— BEGIN Exercise input —

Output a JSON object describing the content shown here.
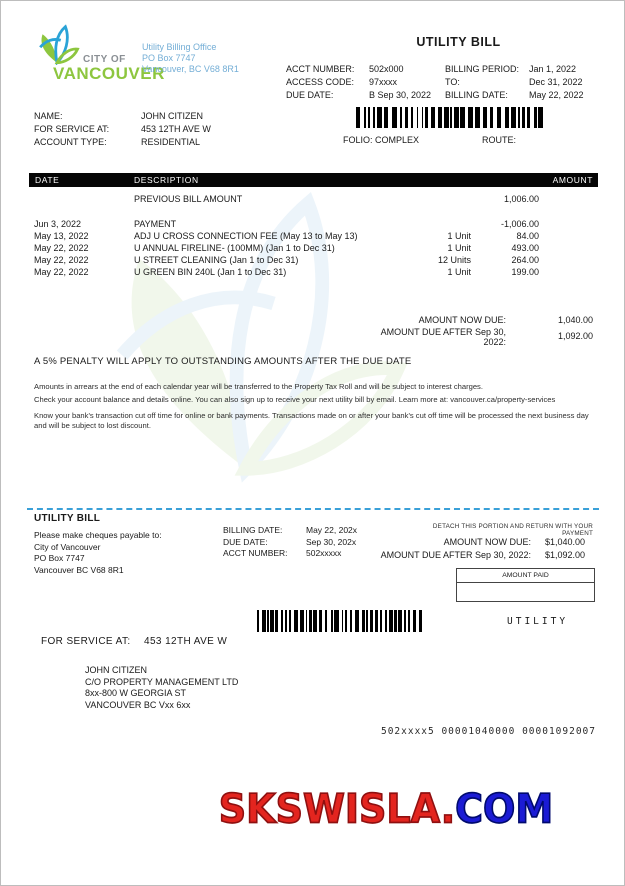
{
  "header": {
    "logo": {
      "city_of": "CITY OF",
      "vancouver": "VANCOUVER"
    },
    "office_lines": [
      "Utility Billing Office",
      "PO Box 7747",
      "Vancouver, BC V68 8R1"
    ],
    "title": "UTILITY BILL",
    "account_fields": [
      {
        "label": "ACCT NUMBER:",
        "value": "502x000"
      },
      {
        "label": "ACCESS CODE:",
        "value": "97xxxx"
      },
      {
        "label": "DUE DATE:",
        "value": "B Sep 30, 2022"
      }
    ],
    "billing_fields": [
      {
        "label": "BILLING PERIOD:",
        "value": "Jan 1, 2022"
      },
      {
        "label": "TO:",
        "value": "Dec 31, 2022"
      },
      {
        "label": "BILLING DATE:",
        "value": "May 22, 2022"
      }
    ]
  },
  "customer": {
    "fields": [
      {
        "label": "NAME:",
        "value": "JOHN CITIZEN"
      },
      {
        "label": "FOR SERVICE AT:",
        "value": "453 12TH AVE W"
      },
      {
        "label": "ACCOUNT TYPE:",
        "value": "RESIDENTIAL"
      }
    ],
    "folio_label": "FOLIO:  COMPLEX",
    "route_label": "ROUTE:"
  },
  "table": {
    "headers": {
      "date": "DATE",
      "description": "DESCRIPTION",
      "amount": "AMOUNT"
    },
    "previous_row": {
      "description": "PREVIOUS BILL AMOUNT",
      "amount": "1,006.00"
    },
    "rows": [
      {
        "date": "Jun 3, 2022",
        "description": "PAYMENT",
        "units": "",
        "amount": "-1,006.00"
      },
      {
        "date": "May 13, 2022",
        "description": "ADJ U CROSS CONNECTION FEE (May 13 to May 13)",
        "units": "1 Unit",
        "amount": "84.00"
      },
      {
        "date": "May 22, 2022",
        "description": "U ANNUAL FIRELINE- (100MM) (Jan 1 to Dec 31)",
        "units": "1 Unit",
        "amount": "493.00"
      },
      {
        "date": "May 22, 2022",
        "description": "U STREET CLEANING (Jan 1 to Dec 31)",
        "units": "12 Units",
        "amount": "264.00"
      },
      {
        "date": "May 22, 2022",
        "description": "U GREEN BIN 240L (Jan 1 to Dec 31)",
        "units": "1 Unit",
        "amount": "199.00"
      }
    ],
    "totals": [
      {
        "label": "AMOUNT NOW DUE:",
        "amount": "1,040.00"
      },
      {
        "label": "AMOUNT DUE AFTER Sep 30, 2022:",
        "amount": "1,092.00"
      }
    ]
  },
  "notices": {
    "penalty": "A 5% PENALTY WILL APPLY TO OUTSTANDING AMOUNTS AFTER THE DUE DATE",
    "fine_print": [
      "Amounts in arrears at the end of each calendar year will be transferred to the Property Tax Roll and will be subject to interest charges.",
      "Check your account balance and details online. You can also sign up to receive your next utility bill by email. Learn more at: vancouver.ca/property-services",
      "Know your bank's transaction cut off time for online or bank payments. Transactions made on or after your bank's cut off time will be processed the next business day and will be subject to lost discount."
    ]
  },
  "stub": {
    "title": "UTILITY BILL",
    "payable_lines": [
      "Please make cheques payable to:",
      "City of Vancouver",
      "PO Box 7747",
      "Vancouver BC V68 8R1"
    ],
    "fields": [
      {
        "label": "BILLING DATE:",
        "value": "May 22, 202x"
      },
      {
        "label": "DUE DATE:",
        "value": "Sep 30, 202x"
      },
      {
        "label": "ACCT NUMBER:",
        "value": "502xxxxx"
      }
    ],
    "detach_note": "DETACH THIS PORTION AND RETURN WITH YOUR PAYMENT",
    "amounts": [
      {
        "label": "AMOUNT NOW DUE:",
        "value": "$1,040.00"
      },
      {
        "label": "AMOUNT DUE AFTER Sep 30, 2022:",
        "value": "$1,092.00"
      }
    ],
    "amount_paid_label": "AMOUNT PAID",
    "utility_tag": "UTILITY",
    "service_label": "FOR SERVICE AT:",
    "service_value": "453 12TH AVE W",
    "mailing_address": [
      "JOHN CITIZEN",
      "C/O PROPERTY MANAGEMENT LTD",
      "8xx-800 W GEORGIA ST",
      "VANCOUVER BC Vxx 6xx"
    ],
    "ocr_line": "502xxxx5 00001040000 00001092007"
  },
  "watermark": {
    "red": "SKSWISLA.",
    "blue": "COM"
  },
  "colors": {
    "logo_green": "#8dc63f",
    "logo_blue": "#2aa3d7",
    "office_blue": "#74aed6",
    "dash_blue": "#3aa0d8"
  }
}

— END Exercise input —
— BEGIN Exercise input —

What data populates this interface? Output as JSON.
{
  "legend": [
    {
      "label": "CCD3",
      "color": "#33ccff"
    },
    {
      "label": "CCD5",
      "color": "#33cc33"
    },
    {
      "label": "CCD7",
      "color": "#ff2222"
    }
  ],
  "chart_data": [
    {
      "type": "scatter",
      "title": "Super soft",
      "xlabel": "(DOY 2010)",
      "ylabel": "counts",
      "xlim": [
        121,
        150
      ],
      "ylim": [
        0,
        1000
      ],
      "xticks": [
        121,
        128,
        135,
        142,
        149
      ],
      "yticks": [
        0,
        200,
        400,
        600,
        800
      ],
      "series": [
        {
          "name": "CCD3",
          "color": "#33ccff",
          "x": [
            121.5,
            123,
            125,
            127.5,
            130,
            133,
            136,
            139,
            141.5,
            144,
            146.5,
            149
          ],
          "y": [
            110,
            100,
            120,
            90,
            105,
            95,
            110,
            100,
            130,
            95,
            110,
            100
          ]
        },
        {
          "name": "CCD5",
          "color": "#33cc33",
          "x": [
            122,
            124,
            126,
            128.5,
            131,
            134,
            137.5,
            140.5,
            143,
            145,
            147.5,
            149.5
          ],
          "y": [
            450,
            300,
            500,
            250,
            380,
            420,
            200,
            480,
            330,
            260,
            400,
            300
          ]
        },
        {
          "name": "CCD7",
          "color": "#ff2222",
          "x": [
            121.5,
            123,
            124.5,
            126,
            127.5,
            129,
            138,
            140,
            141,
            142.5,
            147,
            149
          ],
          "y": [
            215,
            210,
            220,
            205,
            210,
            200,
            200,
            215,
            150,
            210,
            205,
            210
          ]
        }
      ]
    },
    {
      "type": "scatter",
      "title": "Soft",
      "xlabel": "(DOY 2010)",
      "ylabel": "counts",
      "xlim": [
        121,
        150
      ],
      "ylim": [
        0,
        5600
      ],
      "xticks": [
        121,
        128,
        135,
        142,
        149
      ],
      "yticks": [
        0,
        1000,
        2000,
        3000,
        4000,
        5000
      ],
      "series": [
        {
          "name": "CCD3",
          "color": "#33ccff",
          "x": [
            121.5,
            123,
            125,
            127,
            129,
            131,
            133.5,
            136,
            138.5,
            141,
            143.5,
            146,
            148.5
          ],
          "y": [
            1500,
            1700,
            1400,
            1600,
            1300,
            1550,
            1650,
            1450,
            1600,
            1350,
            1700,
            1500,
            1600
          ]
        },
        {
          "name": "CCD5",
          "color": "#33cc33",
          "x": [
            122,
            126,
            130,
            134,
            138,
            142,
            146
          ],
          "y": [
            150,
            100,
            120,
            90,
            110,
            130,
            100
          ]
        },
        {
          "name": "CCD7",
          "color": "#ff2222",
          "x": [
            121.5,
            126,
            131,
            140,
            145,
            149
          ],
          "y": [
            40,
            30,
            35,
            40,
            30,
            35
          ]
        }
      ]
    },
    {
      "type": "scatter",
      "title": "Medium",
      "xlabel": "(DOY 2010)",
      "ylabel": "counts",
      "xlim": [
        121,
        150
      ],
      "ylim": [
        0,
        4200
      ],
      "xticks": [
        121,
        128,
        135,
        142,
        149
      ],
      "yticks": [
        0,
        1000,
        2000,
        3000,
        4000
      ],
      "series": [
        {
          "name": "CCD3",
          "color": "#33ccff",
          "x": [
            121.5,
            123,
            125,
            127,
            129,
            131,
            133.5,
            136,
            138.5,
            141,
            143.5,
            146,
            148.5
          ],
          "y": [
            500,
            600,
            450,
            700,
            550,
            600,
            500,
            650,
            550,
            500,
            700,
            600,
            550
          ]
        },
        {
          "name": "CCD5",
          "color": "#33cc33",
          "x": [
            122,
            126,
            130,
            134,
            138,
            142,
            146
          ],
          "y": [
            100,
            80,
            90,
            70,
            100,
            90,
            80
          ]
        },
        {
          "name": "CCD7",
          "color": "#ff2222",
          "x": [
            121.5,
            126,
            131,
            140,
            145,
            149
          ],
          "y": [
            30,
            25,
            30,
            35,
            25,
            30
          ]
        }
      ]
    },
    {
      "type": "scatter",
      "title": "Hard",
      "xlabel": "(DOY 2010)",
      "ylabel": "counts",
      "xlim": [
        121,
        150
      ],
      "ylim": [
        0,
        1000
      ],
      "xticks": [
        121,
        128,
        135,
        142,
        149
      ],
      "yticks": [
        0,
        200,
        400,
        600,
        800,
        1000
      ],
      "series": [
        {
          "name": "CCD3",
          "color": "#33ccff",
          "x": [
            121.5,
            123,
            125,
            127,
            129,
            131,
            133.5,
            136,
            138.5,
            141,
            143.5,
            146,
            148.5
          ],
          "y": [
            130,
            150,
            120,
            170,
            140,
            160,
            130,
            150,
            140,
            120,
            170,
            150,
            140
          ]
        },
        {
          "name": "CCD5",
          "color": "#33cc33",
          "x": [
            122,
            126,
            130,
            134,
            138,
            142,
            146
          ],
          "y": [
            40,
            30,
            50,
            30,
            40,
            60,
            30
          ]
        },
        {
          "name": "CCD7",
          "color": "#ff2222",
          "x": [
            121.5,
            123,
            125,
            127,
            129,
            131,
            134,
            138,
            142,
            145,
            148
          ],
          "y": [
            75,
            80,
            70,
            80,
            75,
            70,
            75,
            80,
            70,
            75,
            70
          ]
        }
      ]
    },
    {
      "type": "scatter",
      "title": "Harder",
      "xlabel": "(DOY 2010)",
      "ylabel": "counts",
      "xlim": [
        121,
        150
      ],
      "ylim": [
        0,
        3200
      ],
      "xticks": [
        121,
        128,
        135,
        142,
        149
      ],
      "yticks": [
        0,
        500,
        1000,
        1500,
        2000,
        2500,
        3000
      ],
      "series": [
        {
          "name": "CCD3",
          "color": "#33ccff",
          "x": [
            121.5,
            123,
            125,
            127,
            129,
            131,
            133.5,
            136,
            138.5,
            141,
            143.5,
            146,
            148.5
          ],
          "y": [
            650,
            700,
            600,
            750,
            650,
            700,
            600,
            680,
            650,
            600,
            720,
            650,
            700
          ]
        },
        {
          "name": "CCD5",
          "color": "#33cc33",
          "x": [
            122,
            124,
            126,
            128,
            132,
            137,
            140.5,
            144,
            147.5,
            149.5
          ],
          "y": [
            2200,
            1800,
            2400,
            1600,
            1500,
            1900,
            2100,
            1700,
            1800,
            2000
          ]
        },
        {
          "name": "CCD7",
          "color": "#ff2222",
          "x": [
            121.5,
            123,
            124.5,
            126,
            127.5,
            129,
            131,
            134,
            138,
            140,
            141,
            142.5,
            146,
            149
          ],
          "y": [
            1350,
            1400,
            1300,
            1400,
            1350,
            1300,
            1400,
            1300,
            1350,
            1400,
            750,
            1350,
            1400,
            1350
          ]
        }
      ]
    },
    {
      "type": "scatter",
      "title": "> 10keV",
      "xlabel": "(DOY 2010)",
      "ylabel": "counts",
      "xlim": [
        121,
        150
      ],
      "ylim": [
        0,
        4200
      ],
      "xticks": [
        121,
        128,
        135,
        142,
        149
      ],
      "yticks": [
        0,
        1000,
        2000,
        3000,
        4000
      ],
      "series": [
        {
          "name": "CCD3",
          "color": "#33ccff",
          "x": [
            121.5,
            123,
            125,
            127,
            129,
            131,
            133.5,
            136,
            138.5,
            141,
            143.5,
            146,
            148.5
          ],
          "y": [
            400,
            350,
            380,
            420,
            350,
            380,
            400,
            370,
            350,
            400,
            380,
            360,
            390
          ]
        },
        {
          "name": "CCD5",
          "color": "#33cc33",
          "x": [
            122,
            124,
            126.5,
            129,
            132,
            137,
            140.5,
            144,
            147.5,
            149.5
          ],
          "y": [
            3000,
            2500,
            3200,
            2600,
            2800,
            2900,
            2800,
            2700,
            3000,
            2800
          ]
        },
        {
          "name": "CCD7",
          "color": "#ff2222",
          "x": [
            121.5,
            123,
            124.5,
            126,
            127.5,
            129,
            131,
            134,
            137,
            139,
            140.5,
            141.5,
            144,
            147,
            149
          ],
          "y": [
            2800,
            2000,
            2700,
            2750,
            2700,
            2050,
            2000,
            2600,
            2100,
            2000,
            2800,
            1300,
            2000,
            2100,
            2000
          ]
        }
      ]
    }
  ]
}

— END Exercise input —

> [Problem to solve]:
In the records above, locate every line with the string "Output" and copy it.

> [Task answer]:
Output a JSON object describing the content shown here.
What data populates this interface? Output as JSON.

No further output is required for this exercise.